▸ Task details
From the pathology flashcards below, extract the stretch from "Chapter 2 Flashcards" through "workload (disuse atrophy)".

▸ Text block
━━━━━━

Chapter 2 Flashcards
What is the mechanism of hypertrophy (increase in the size of the cells)?
Hypertrophy is a result of increased cellular protein production
What causes most forms of pathological hyperplasia?
Excessive of inappropriate actions of hormones on growth factors acting on target cells
e.g endometrial hyperplasia due to hormone induced hyperplasia
What is atrophy?
Atrophy is a reduction in the size of an organ or tissue due to a decrease in cell size and number
What are 6 causes of atrophy?
- Decreased workload (disuse atrophy)
- Loss of innervation (denervation atrophy)
- Diminished blood supply
- Inadequate nutrition
- Loss of endocrine stimulation
- Pressure
What is the main pathway of degradation of cellular proteins involved in atrophy?
Ubiquitin-proteasome pathway
What is a residual body, and what is an example?
Membrane-bound cell debris within autophagic vacoules that has resisted digestion and persisted in the cystoplasm
e.g. lipofuscin granules
What is the most common epithelial metaplasia?
Columnar to squamous
What is metaplasia and in which cell types can it occur?
Reversible change in which one differentiated cell type (epithelial or mesenchymal) is replaced by another cell type
What type of metaplasia occurs in Barretts oesophagus?
Squamous epithelium → intestinal-like columnar cells under the influence of refluxed gastric acid
- predisposes to adenocarcinomas
What is myositis ossificans?

━━━━━━

[Records in a dataset]
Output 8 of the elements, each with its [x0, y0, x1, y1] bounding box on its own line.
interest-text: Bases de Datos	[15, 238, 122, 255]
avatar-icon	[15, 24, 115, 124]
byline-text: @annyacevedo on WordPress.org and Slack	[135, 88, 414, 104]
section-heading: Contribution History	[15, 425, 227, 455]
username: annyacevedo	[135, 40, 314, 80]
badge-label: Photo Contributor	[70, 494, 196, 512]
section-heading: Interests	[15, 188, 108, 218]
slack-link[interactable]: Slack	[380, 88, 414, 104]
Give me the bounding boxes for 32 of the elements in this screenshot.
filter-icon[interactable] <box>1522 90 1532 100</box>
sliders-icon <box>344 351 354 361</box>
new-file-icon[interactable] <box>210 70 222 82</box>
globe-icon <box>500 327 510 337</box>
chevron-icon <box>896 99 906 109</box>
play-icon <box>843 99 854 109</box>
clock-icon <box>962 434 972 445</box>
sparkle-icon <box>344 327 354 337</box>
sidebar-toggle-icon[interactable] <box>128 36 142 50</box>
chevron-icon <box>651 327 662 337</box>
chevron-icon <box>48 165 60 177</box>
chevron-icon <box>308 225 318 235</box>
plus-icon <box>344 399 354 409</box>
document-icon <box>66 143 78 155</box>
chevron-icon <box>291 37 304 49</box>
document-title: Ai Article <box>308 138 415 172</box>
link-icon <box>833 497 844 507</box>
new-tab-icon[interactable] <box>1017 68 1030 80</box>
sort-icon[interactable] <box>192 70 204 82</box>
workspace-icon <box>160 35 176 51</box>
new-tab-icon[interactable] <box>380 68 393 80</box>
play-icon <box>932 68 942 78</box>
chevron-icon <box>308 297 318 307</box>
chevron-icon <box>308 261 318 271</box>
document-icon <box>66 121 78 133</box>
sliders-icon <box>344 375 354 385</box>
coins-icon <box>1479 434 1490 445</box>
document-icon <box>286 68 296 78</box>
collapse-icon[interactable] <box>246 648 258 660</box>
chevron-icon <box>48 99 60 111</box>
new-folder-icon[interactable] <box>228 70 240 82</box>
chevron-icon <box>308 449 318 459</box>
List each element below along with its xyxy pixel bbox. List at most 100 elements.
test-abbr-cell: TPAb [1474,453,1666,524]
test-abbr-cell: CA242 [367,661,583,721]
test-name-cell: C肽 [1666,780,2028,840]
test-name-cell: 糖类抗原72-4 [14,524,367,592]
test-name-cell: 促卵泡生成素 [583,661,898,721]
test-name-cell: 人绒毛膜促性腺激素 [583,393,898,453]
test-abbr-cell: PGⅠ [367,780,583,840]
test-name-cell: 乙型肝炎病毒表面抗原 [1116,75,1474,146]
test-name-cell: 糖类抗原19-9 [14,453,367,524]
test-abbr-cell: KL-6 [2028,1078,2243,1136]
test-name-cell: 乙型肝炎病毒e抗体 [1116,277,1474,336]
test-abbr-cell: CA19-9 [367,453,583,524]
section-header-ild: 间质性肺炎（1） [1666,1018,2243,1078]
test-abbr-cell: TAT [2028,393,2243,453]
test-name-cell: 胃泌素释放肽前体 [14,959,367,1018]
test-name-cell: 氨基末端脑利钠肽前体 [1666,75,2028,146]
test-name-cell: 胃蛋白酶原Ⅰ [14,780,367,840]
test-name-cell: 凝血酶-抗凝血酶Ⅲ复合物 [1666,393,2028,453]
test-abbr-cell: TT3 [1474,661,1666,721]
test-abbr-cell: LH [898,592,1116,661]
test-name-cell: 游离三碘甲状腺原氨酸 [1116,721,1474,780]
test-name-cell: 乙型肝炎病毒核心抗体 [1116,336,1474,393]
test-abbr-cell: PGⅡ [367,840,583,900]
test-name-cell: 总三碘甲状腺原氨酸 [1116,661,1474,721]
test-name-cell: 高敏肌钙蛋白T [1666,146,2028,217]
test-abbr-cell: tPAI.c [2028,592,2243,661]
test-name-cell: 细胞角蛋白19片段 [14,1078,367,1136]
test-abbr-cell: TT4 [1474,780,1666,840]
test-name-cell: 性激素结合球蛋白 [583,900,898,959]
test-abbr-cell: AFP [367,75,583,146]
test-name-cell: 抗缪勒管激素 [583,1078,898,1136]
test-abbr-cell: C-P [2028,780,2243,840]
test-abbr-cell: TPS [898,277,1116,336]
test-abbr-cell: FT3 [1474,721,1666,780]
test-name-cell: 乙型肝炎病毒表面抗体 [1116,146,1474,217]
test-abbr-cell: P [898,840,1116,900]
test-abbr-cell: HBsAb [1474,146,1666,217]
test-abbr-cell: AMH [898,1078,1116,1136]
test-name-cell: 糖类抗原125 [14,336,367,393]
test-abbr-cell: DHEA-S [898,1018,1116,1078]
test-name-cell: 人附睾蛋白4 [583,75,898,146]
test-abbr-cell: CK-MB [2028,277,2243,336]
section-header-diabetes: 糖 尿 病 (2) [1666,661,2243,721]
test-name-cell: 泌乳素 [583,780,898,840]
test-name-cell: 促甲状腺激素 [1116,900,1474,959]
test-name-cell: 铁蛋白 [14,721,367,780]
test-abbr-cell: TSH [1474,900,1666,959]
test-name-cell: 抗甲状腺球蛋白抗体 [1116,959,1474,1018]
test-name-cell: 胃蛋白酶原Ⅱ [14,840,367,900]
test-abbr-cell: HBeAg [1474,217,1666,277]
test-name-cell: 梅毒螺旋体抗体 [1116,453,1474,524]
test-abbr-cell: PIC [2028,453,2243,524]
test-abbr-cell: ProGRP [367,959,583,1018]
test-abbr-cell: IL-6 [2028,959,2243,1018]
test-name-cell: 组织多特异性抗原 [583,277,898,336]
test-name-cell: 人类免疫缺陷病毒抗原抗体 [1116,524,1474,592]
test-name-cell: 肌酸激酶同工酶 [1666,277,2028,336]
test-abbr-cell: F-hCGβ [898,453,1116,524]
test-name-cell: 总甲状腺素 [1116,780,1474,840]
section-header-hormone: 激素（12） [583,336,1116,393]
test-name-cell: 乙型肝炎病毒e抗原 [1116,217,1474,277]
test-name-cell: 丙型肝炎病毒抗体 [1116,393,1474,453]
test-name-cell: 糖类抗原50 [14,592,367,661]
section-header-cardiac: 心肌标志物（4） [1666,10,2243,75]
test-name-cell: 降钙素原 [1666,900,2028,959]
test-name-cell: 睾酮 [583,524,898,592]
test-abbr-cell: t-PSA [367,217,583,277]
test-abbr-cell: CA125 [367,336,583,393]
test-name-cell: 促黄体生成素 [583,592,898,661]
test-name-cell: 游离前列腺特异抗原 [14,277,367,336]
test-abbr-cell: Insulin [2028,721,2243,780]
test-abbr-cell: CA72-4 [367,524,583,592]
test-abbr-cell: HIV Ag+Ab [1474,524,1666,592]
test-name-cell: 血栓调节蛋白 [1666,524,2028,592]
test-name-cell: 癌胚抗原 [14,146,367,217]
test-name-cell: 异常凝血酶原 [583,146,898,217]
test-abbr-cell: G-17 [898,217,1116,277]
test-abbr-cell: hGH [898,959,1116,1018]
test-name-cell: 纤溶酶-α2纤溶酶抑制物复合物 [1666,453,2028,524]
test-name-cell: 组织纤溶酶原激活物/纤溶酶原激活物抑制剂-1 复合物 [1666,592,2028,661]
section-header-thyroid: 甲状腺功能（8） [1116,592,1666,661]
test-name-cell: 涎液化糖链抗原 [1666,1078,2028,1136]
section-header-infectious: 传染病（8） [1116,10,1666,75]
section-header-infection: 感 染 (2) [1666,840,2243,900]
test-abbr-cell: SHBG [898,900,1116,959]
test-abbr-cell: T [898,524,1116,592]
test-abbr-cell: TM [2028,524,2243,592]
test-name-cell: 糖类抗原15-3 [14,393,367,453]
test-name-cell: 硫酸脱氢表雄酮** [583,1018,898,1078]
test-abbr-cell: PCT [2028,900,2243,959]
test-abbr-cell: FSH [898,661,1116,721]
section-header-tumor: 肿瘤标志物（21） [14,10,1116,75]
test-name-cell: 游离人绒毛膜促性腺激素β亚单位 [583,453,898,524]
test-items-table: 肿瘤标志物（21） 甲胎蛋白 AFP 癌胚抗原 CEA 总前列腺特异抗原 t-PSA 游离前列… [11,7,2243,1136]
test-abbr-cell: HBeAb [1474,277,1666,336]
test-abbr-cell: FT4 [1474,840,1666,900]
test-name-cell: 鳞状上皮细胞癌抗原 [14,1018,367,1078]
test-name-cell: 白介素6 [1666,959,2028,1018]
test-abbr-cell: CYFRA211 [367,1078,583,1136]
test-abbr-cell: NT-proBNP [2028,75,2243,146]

━━━━━━

▸ Output for this exercise
Chapter 2 Flashcards
What is the mechanism of hypertrophy (increase in the size of the cells)?
Hypertrophy is a result of increased cellular protein production
What causes most forms of pathological hyperplasia?
Excessive of inappropriate actions of hormones on growth factors acting on target cells
e.g endometrial hyperplasia due to hormone induced hyperplasia
What is atrophy?
Atrophy is a reduction in the size of an organ or tissue due to a decrease in cell size and number
What are 6 causes of atrophy?
- Decreased workload (disuse atrophy)